- **RECORDED DATA**:

#####

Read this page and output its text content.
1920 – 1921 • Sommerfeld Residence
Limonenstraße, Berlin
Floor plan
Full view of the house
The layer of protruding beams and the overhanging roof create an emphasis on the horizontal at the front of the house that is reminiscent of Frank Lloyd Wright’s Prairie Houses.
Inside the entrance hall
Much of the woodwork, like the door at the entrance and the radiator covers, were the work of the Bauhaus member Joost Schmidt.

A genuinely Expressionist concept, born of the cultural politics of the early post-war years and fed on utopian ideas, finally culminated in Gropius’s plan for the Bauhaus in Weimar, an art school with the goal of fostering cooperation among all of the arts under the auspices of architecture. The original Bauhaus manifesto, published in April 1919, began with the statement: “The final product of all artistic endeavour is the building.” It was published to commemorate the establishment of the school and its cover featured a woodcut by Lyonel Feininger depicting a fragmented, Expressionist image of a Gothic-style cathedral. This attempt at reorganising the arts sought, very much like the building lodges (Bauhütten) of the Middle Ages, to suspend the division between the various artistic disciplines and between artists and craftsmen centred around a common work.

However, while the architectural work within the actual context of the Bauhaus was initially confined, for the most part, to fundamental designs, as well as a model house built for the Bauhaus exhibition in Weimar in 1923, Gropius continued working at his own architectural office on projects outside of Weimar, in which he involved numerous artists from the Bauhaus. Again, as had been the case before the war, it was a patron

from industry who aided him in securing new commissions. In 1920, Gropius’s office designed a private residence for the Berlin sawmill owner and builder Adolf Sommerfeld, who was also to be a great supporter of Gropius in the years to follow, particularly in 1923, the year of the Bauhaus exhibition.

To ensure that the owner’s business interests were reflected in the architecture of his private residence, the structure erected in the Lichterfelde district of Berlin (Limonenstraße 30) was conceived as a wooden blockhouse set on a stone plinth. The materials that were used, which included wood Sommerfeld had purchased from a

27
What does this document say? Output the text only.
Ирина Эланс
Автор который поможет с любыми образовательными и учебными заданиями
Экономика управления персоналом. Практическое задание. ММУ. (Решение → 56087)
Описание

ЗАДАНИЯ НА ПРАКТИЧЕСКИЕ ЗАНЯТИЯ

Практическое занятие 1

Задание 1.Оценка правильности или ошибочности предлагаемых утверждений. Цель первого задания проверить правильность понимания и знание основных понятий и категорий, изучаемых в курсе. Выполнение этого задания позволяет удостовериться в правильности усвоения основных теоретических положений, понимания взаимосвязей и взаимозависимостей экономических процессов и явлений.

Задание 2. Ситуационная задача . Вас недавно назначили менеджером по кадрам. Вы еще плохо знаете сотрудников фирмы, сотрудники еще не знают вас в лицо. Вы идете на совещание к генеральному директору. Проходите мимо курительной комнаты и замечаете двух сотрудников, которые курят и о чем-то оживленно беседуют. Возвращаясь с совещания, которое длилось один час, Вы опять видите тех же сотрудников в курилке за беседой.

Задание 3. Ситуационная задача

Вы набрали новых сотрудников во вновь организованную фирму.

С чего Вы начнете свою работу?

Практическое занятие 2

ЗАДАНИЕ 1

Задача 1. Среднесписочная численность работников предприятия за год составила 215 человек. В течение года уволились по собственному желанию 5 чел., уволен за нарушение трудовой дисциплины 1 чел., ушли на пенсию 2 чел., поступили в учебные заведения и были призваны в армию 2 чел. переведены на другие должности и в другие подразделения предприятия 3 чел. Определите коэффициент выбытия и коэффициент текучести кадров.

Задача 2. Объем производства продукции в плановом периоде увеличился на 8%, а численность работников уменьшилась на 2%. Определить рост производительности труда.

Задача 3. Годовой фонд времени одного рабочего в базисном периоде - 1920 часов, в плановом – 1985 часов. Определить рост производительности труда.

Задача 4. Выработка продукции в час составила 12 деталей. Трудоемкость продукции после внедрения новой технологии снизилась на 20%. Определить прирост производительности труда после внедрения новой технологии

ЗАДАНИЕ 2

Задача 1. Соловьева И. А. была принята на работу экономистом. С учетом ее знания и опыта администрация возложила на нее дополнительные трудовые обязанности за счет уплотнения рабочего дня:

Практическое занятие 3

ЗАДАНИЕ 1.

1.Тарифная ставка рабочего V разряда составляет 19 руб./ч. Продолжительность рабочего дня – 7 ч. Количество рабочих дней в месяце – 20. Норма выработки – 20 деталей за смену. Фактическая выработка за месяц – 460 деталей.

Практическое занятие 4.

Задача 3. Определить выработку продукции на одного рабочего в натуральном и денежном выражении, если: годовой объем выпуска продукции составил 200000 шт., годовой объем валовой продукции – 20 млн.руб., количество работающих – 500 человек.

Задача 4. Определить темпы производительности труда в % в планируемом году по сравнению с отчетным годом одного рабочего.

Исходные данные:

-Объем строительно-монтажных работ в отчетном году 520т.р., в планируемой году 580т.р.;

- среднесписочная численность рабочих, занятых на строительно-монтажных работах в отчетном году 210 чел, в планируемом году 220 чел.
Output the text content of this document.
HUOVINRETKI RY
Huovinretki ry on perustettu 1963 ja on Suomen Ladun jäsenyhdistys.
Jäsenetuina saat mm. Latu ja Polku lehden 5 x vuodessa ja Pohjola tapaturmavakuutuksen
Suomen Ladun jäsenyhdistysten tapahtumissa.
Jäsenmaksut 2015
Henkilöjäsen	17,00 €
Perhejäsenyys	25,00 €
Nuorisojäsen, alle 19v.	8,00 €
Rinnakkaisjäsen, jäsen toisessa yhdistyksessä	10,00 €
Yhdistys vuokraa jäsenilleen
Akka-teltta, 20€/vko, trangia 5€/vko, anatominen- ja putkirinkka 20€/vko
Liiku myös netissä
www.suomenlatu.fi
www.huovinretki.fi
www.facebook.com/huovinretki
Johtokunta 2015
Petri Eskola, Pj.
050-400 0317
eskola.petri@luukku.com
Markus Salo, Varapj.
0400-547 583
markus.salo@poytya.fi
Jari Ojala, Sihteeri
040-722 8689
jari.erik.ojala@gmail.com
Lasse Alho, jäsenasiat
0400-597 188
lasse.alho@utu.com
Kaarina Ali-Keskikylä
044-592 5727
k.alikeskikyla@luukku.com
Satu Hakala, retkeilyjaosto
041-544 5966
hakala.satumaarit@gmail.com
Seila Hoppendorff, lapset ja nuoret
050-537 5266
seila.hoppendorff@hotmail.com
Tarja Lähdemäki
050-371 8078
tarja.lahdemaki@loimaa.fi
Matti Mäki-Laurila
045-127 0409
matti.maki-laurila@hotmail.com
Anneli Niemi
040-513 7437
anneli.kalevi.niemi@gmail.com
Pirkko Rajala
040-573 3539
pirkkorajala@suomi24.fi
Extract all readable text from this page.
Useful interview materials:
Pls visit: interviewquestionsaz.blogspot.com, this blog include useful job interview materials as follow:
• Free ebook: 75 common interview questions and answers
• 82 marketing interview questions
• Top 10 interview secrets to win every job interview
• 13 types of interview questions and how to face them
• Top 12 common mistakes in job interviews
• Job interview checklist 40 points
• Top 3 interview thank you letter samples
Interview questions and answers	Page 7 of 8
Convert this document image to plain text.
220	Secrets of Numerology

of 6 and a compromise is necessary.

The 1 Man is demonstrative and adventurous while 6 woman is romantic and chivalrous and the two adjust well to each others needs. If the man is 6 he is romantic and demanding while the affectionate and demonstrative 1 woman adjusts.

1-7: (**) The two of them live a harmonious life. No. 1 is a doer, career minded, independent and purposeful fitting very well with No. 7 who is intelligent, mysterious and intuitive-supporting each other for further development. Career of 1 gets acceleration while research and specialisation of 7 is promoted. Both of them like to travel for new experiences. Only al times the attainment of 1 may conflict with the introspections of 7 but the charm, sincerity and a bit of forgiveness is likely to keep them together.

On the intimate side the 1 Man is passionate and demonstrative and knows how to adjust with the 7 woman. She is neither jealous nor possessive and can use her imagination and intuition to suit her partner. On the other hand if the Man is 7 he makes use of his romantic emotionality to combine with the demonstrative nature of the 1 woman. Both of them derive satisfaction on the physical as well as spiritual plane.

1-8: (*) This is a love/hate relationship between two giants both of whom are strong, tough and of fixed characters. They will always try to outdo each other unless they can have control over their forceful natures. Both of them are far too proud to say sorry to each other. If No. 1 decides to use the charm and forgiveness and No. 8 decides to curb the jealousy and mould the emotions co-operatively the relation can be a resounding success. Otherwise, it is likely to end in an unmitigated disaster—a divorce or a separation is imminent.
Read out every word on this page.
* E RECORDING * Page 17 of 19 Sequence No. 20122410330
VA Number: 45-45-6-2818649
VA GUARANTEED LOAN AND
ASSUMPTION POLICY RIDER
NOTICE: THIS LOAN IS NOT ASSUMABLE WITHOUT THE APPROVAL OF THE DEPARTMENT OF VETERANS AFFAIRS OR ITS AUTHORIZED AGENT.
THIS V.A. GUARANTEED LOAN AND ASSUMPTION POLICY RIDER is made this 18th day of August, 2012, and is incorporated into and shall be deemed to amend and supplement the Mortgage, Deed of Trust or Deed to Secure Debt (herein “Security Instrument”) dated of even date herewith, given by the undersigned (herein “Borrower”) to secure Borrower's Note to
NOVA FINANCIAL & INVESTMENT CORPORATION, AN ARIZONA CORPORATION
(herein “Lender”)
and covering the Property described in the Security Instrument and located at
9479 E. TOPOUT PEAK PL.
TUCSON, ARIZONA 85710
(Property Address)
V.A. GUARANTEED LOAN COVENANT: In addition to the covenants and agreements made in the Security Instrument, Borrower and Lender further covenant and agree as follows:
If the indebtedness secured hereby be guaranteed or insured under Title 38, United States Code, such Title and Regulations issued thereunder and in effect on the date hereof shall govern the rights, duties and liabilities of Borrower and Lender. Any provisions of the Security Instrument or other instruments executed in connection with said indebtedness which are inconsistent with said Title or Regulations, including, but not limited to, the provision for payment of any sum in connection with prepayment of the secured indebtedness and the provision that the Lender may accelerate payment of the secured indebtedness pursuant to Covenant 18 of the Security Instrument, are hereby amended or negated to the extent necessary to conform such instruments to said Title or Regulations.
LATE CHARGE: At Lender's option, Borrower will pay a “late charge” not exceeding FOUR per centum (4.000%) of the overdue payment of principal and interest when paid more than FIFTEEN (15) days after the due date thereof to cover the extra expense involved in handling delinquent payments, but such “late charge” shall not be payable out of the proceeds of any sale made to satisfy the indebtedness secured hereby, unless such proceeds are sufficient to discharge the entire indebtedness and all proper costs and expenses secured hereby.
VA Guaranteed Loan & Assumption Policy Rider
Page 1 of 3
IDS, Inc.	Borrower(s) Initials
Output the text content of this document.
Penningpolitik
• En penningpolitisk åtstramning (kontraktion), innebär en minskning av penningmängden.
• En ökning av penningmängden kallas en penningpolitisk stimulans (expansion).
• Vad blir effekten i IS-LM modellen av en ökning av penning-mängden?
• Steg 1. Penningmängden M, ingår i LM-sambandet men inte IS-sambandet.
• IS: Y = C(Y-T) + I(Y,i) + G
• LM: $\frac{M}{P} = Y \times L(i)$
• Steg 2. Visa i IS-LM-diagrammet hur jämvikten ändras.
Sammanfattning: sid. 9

#####

- **WORK TO DO**: Gather each line in the entries above where the string "every" is found.

- **SOLUTION**:
• Top 10 interview secrets to win every job interview
Read out every word on this page.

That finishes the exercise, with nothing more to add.